** begin **

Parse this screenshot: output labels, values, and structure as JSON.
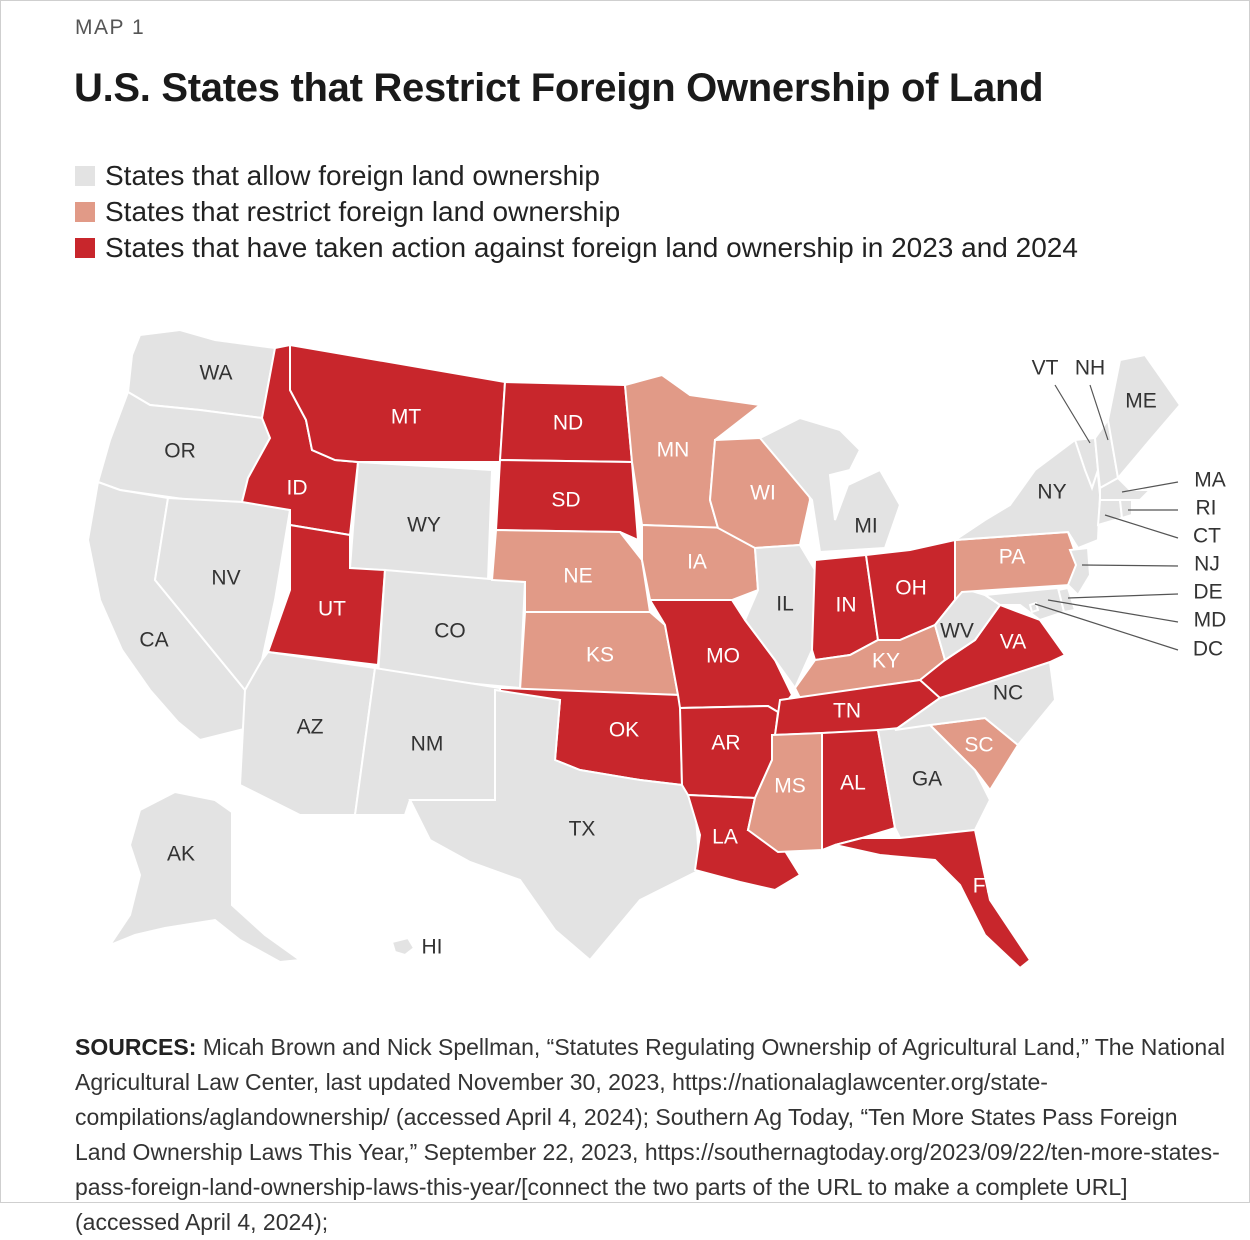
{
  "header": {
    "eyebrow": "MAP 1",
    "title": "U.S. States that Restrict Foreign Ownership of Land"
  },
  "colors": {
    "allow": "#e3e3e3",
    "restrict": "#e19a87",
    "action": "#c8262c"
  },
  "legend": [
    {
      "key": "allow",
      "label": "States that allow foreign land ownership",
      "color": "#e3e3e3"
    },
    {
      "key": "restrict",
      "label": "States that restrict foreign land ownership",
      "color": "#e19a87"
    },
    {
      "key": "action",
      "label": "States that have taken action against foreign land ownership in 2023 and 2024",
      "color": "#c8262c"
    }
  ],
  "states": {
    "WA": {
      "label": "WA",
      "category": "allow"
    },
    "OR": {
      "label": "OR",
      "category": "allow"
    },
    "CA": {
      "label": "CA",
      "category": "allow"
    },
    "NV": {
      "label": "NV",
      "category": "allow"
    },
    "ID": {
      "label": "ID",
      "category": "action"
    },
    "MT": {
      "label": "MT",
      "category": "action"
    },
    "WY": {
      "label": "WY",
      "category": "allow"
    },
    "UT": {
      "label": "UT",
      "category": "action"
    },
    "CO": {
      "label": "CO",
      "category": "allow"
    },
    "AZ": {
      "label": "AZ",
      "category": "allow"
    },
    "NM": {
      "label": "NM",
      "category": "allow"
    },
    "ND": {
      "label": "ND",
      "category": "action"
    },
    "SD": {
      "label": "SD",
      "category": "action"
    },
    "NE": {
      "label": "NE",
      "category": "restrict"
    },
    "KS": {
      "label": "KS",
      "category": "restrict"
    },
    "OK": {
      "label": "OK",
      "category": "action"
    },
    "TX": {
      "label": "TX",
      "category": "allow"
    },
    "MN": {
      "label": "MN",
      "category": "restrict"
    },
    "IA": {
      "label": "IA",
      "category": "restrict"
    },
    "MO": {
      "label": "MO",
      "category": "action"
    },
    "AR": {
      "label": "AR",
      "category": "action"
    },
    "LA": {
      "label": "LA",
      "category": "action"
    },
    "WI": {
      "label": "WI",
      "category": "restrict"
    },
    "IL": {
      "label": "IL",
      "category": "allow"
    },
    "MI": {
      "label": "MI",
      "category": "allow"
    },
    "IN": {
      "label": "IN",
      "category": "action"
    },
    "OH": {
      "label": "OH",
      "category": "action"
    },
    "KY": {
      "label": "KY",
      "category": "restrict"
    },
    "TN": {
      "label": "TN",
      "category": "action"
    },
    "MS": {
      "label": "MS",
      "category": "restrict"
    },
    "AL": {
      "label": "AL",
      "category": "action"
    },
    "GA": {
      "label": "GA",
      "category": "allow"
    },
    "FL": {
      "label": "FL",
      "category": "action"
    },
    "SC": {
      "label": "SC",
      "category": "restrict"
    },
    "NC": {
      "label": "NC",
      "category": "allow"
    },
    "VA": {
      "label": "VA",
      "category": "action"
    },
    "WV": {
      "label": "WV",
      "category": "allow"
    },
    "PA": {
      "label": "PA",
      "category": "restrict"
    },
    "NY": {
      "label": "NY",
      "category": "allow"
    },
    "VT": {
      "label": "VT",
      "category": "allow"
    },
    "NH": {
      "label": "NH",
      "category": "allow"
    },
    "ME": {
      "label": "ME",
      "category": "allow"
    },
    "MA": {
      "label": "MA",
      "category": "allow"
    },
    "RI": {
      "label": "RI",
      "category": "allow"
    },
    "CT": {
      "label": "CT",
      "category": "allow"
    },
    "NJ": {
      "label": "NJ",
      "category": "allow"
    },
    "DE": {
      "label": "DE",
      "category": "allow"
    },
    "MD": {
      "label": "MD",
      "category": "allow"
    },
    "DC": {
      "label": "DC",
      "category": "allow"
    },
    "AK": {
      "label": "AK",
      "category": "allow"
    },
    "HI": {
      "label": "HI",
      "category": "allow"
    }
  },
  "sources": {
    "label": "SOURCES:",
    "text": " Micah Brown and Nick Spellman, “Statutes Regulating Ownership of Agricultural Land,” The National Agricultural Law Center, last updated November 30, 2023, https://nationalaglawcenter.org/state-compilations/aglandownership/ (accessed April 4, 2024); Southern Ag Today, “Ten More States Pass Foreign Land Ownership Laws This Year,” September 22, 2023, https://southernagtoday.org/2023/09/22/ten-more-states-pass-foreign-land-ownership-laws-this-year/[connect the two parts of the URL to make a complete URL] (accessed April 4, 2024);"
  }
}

** end **

EXERCISE:
Print out every entry above without changing a word, and leave out the pictures.

THE SOLUTION:
Parse this screenshot: output labels, values, and structure as JSON.
{
  "header": {
    "eyebrow": "MAP 1",
    "title": "U.S. States that Restrict Foreign Ownership of Land"
  },
  "colors": {
    "allow": "#e3e3e3",
    "restrict": "#e19a87",
    "action": "#c8262c"
  },
  "legend": [
    {
      "key": "allow",
      "label": "States that allow foreign land ownership",
      "color": "#e3e3e3"
    },
    {
      "key": "restrict",
      "label": "States that restrict foreign land ownership",
      "color": "#e19a87"
    },
    {
      "key": "action",
      "label": "States that have taken action against foreign land ownership in 2023 and 2024",
      "color": "#c8262c"
    }
  ],
  "states": {
    "WA": {
      "label": "WA",
      "category": "allow"
    },
    "OR": {
      "label": "OR",
      "category": "allow"
    },
    "CA": {
      "label": "CA",
      "category": "allow"
    },
    "NV": {
      "label": "NV",
      "category": "allow"
    },
    "ID": {
      "label": "ID",
      "category": "action"
    },
    "MT": {
      "label": "MT",
      "category": "action"
    },
    "WY": {
      "label": "WY",
      "category": "allow"
    },
    "UT": {
      "label": "UT",
      "category": "action"
    },
    "CO": {
      "label": "CO",
      "category": "allow"
    },
    "AZ": {
      "label": "AZ",
      "category": "allow"
    },
    "NM": {
      "label": "NM",
      "category": "allow"
    },
    "ND": {
      "label": "ND",
      "category": "action"
    },
    "SD": {
      "label": "SD",
      "category": "action"
    },
    "NE": {
      "label": "NE",
      "category": "restrict"
    },
    "KS": {
      "label": "KS",
      "category": "restrict"
    },
    "OK": {
      "label": "OK",
      "category": "action"
    },
    "TX": {
      "label": "TX",
      "category": "allow"
    },
    "MN": {
      "label": "MN",
      "category": "restrict"
    },
    "IA": {
      "label": "IA",
      "category": "restrict"
    },
    "MO": {
      "label": "MO",
      "category": "action"
    },
    "AR": {
      "label": "AR",
      "category": "action"
    },
    "LA": {
      "label": "LA",
      "category": "action"
    },
    "WI": {
      "label": "WI",
      "category": "restrict"
    },
    "IL": {
      "label": "IL",
      "category": "allow"
    },
    "MI": {
      "label": "MI",
      "category": "allow"
    },
    "IN": {
      "label": "IN",
      "category": "action"
    },
    "OH": {
      "label": "OH",
      "category": "action"
    },
    "KY": {
      "label": "KY",
      "category": "restrict"
    },
    "TN": {
      "label": "TN",
      "category": "action"
    },
    "MS": {
      "label": "MS",
      "category": "restrict"
    },
    "AL": {
      "label": "AL",
      "category": "action"
    },
    "GA": {
      "label": "GA",
      "category": "allow"
    },
    "FL": {
      "label": "FL",
      "category": "action"
    },
    "SC": {
      "label": "SC",
      "category": "restrict"
    },
    "NC": {
      "label": "NC",
      "category": "allow"
    },
    "VA": {
      "label": "VA",
      "category": "action"
    },
    "WV": {
      "label": "WV",
      "category": "allow"
    },
    "PA": {
      "label": "PA",
      "category": "restrict"
    },
    "NY": {
      "label": "NY",
      "category": "allow"
    },
    "VT": {
      "label": "VT",
      "category": "allow"
    },
    "NH": {
      "label": "NH",
      "category": "allow"
    },
    "ME": {
      "label": "ME",
      "category": "allow"
    },
    "MA": {
      "label": "MA",
      "category": "allow"
    },
    "RI": {
      "label": "RI",
      "category": "allow"
    },
    "CT": {
      "label": "CT",
      "category": "allow"
    },
    "NJ": {
      "label": "NJ",
      "category": "allow"
    },
    "DE": {
      "label": "DE",
      "category": "allow"
    },
    "MD": {
      "label": "MD",
      "category": "allow"
    },
    "DC": {
      "label": "DC",
      "category": "allow"
    },
    "AK": {
      "label": "AK",
      "category": "allow"
    },
    "HI": {
      "label": "HI",
      "category": "allow"
    }
  },
  "sources": {
    "label": "SOURCES:",
    "text": " Micah Brown and Nick Spellman, “Statutes Regulating Ownership of Agricultural Land,” The National Agricultural Law Center, last updated November 30, 2023, https://nationalaglawcenter.org/state-compilations/aglandownership/ (accessed April 4, 2024); Southern Ag Today, “Ten More States Pass Foreign Land Ownership Laws This Year,” September 22, 2023, https://southernagtoday.org/2023/09/22/ten-more-states-pass-foreign-land-ownership-laws-this-year/[connect the two parts of the URL to make a complete URL] (accessed April 4, 2024);"
  }
}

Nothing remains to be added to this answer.